§ GOAL
Copy every line of the records below that holds the word "agricoles".

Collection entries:
-=-=-

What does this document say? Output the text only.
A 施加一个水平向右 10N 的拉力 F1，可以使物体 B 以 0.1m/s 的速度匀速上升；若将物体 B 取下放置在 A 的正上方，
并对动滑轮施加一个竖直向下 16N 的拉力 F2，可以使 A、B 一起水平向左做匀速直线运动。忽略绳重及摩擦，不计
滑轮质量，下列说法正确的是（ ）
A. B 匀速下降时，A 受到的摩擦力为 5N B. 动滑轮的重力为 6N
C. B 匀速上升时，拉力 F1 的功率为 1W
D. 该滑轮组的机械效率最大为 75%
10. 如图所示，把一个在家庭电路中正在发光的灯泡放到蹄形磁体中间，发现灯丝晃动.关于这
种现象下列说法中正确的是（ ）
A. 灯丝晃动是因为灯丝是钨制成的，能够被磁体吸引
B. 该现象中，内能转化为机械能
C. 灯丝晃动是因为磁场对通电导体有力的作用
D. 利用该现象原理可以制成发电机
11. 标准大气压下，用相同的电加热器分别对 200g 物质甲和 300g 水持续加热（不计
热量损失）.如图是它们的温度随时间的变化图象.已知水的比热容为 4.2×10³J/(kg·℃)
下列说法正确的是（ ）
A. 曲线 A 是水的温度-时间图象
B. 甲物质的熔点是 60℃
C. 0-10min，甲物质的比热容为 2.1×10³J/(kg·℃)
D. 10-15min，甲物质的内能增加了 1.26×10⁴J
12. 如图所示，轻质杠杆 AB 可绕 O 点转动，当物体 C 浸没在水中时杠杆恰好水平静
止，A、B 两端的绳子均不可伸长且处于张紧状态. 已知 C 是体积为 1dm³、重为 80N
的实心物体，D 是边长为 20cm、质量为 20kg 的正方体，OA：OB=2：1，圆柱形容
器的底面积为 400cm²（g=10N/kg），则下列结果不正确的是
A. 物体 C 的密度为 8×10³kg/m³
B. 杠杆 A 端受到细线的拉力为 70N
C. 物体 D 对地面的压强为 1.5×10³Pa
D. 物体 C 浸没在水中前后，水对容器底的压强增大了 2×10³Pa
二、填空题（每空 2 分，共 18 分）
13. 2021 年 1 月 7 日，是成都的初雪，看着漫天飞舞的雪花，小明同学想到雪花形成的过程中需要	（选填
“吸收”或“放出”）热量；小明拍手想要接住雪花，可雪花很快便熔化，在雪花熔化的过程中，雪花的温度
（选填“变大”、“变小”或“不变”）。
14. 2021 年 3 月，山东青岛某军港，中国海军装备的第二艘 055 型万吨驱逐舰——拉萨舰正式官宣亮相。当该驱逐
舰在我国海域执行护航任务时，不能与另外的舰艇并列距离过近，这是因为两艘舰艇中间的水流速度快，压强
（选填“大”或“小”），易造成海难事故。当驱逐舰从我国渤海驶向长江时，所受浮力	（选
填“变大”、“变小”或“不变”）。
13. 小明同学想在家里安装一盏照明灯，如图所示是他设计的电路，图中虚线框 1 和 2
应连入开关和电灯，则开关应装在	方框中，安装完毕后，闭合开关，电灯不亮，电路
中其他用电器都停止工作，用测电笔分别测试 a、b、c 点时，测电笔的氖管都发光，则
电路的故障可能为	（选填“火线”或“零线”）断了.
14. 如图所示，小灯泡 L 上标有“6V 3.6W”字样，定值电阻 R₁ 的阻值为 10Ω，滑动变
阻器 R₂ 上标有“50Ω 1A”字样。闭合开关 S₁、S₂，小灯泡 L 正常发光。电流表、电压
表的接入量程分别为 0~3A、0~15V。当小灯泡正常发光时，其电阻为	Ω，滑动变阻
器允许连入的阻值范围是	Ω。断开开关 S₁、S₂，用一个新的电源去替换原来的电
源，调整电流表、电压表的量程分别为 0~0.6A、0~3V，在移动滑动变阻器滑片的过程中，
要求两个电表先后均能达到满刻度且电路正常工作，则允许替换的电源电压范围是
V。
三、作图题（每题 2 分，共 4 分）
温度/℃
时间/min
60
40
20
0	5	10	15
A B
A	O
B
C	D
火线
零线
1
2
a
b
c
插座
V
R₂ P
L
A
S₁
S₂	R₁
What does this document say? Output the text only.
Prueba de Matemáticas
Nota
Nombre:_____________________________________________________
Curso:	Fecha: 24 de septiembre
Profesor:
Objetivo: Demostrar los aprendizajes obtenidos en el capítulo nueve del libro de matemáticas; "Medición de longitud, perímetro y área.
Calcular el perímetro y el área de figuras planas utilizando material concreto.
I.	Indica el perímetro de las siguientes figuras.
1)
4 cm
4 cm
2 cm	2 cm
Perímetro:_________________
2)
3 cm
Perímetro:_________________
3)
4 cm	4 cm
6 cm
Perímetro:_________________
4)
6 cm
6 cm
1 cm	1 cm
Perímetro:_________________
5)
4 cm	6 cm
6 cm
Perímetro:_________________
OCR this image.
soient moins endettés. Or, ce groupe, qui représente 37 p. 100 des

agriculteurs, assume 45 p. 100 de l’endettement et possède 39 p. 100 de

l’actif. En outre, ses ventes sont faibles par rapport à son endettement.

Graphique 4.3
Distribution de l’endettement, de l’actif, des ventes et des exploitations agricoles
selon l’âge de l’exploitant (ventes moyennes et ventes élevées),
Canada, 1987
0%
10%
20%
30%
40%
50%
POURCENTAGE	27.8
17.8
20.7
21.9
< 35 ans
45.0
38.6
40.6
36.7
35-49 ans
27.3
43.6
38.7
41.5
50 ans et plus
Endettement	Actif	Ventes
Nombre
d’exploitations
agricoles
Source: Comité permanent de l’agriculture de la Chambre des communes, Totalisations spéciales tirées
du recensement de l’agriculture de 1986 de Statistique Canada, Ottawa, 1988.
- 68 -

-=-=-

§ CORRECT RESPONSE
Distribution de l’endettement, de l’actif, des ventes et des exploitations agricoles
agricoles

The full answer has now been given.